YOUR GOAL
Go through the entries below and copy each line containing the word "Aircraft".

-=-=-=-=-

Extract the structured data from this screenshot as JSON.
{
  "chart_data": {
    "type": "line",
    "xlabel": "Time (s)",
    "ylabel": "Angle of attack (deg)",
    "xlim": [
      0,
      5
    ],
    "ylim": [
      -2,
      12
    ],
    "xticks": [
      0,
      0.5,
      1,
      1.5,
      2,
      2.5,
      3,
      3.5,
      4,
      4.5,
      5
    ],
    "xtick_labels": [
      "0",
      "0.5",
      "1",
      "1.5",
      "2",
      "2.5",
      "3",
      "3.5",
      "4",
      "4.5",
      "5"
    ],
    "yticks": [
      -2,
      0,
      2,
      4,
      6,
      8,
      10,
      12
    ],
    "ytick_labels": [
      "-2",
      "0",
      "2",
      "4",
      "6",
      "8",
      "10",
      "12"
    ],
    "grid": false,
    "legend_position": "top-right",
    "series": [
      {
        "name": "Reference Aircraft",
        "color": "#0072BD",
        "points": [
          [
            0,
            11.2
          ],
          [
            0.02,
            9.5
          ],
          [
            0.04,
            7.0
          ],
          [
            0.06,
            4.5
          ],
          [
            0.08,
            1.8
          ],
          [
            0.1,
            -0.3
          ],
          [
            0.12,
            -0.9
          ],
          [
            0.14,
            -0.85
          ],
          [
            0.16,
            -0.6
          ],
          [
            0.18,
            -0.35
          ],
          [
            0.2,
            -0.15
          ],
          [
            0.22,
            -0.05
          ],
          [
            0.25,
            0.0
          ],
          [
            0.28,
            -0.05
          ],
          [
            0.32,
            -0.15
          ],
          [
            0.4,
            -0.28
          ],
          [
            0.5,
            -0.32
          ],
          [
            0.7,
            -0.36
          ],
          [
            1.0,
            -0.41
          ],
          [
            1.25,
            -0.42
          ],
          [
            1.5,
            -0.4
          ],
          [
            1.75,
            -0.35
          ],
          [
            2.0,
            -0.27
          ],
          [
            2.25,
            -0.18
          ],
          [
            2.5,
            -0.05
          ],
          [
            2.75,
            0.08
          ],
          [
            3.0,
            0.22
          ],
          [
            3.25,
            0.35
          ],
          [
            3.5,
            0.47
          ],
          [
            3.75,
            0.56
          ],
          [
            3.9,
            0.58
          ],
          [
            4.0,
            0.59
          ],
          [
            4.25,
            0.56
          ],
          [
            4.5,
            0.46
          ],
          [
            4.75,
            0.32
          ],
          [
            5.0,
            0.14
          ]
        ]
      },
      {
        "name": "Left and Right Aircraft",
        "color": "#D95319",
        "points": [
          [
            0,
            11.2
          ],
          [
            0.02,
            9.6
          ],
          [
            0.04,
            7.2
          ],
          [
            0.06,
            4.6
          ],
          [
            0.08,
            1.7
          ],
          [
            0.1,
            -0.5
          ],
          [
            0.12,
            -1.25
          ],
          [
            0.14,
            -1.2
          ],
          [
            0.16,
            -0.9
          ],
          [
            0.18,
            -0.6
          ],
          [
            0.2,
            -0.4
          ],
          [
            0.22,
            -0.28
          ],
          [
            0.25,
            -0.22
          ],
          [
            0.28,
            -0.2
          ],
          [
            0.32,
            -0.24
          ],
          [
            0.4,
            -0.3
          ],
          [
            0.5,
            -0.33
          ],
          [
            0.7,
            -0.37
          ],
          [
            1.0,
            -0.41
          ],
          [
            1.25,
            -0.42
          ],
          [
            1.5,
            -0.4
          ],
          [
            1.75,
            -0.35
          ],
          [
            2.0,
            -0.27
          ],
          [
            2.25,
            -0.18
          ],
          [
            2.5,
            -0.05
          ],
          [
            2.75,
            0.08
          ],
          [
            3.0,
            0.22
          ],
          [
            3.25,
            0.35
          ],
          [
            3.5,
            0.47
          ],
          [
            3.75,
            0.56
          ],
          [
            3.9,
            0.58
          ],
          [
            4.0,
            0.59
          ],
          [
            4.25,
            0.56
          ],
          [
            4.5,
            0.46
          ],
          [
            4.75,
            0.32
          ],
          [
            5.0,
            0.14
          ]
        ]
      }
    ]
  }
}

-=-=-=-=-

FINISHED ANSWER
        "name": "Reference Aircraft",
        "name": "Left and Right Aircraft",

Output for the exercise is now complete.